*DATA LISTING*:

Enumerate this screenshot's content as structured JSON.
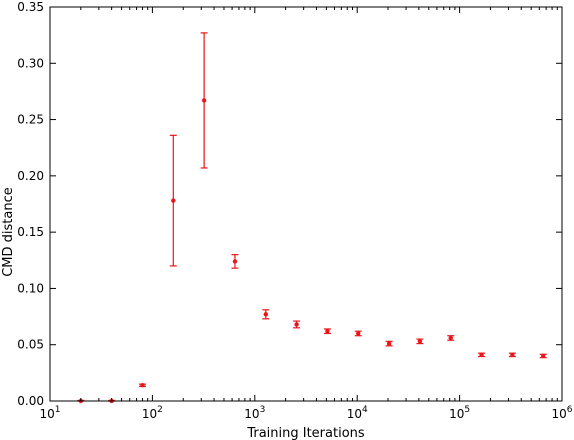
{
  "chart_data": {
    "type": "scatter",
    "title": "",
    "xlabel": "Training Iterations",
    "ylabel": "CMD distance",
    "xscale": "log",
    "xlim": [
      10,
      1000000
    ],
    "ylim": [
      0,
      0.35
    ],
    "grid": false,
    "legend": "none",
    "color": "#e8161b",
    "x_ticks": [
      {
        "value": 10,
        "base": "10",
        "exp": "1"
      },
      {
        "value": 100,
        "base": "10",
        "exp": "2"
      },
      {
        "value": 1000,
        "base": "10",
        "exp": "3"
      },
      {
        "value": 10000,
        "base": "10",
        "exp": "4"
      },
      {
        "value": 100000,
        "base": "10",
        "exp": "5"
      },
      {
        "value": 1000000,
        "base": "10",
        "exp": "6"
      }
    ],
    "y_ticks": [
      {
        "value": 0.0,
        "label": "0.00"
      },
      {
        "value": 0.05,
        "label": "0.05"
      },
      {
        "value": 0.1,
        "label": "0.10"
      },
      {
        "value": 0.15,
        "label": "0.15"
      },
      {
        "value": 0.2,
        "label": "0.20"
      },
      {
        "value": 0.25,
        "label": "0.25"
      },
      {
        "value": 0.3,
        "label": "0.30"
      },
      {
        "value": 0.35,
        "label": "0.35"
      }
    ],
    "points": [
      {
        "x": 20,
        "y": 0.0,
        "err": 0.0005
      },
      {
        "x": 40,
        "y": 0.0,
        "err": 0.0005
      },
      {
        "x": 80,
        "y": 0.014,
        "err": 0.001
      },
      {
        "x": 160,
        "y": 0.178,
        "err": 0.058
      },
      {
        "x": 320,
        "y": 0.267,
        "err": 0.06
      },
      {
        "x": 640,
        "y": 0.124,
        "err": 0.006
      },
      {
        "x": 1280,
        "y": 0.077,
        "err": 0.004
      },
      {
        "x": 2560,
        "y": 0.068,
        "err": 0.003
      },
      {
        "x": 5120,
        "y": 0.062,
        "err": 0.002
      },
      {
        "x": 10240,
        "y": 0.06,
        "err": 0.002
      },
      {
        "x": 20480,
        "y": 0.051,
        "err": 0.002
      },
      {
        "x": 40960,
        "y": 0.053,
        "err": 0.002
      },
      {
        "x": 81920,
        "y": 0.056,
        "err": 0.002
      },
      {
        "x": 163840,
        "y": 0.041,
        "err": 0.0015
      },
      {
        "x": 327680,
        "y": 0.041,
        "err": 0.0015
      },
      {
        "x": 655360,
        "y": 0.04,
        "err": 0.0015
      }
    ]
  }
}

*EXERCISE DIRECTIONS*: Copy out the data above exactly, except the pictures.

*COMPLETED EXERCISE*:
Enumerate this screenshot's content as structured JSON.
{
  "chart_data": {
    "type": "scatter",
    "title": "",
    "xlabel": "Training Iterations",
    "ylabel": "CMD distance",
    "xscale": "log",
    "xlim": [
      10,
      1000000
    ],
    "ylim": [
      0,
      0.35
    ],
    "grid": false,
    "legend": "none",
    "color": "#e8161b",
    "x_ticks": [
      {
        "value": 10,
        "base": "10",
        "exp": "1"
      },
      {
        "value": 100,
        "base": "10",
        "exp": "2"
      },
      {
        "value": 1000,
        "base": "10",
        "exp": "3"
      },
      {
        "value": 10000,
        "base": "10",
        "exp": "4"
      },
      {
        "value": 100000,
        "base": "10",
        "exp": "5"
      },
      {
        "value": 1000000,
        "base": "10",
        "exp": "6"
      }
    ],
    "y_ticks": [
      {
        "value": 0.0,
        "label": "0.00"
      },
      {
        "value": 0.05,
        "label": "0.05"
      },
      {
        "value": 0.1,
        "label": "0.10"
      },
      {
        "value": 0.15,
        "label": "0.15"
      },
      {
        "value": 0.2,
        "label": "0.20"
      },
      {
        "value": 0.25,
        "label": "0.25"
      },
      {
        "value": 0.3,
        "label": "0.30"
      },
      {
        "value": 0.35,
        "label": "0.35"
      }
    ],
    "points": [
      {
        "x": 20,
        "y": 0.0,
        "err": 0.0005
      },
      {
        "x": 40,
        "y": 0.0,
        "err": 0.0005
      },
      {
        "x": 80,
        "y": 0.014,
        "err": 0.001
      },
      {
        "x": 160,
        "y": 0.178,
        "err": 0.058
      },
      {
        "x": 320,
        "y": 0.267,
        "err": 0.06
      },
      {
        "x": 640,
        "y": 0.124,
        "err": 0.006
      },
      {
        "x": 1280,
        "y": 0.077,
        "err": 0.004
      },
      {
        "x": 2560,
        "y": 0.068,
        "err": 0.003
      },
      {
        "x": 5120,
        "y": 0.062,
        "err": 0.002
      },
      {
        "x": 10240,
        "y": 0.06,
        "err": 0.002
      },
      {
        "x": 20480,
        "y": 0.051,
        "err": 0.002
      },
      {
        "x": 40960,
        "y": 0.053,
        "err": 0.002
      },
      {
        "x": 81920,
        "y": 0.056,
        "err": 0.002
      },
      {
        "x": 163840,
        "y": 0.041,
        "err": 0.0015
      },
      {
        "x": 327680,
        "y": 0.041,
        "err": 0.0015
      },
      {
        "x": 655360,
        "y": 0.04,
        "err": 0.0015
      }
    ]
  }
}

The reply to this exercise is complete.